§ **Exercise brief**
Pull every line containing "تلقى" from the entries.

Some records
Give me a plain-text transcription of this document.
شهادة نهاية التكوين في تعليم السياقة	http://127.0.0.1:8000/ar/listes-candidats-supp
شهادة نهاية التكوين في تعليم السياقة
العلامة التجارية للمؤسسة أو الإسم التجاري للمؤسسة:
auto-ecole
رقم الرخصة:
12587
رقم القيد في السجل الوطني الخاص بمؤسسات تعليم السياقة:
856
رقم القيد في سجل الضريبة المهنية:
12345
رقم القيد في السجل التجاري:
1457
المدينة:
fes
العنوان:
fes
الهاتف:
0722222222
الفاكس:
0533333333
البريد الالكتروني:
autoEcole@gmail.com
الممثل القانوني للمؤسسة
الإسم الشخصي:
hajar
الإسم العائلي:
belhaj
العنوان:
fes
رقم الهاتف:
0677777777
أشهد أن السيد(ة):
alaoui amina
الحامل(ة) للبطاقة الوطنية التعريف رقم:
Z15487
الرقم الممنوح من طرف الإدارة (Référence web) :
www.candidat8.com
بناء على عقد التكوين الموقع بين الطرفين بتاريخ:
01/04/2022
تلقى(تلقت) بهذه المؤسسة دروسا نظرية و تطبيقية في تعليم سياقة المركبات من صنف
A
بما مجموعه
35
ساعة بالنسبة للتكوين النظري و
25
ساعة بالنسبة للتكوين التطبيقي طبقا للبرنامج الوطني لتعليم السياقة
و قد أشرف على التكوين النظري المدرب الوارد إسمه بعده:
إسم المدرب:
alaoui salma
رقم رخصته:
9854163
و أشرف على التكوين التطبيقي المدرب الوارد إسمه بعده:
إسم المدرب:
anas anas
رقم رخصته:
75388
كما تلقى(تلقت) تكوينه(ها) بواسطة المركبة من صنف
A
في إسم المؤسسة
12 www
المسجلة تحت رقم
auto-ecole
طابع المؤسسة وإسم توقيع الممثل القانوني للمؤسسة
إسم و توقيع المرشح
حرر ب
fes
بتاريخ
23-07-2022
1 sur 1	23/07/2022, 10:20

§ **Result of the task**
تلقى(تلقت) بهذه المؤسسة دروسا نظرية و تطبيقية في تعليم سياقة المركبات من صنف
كما تلقى(تلقت) تكوينه(ها) بواسطة المركبة من صنف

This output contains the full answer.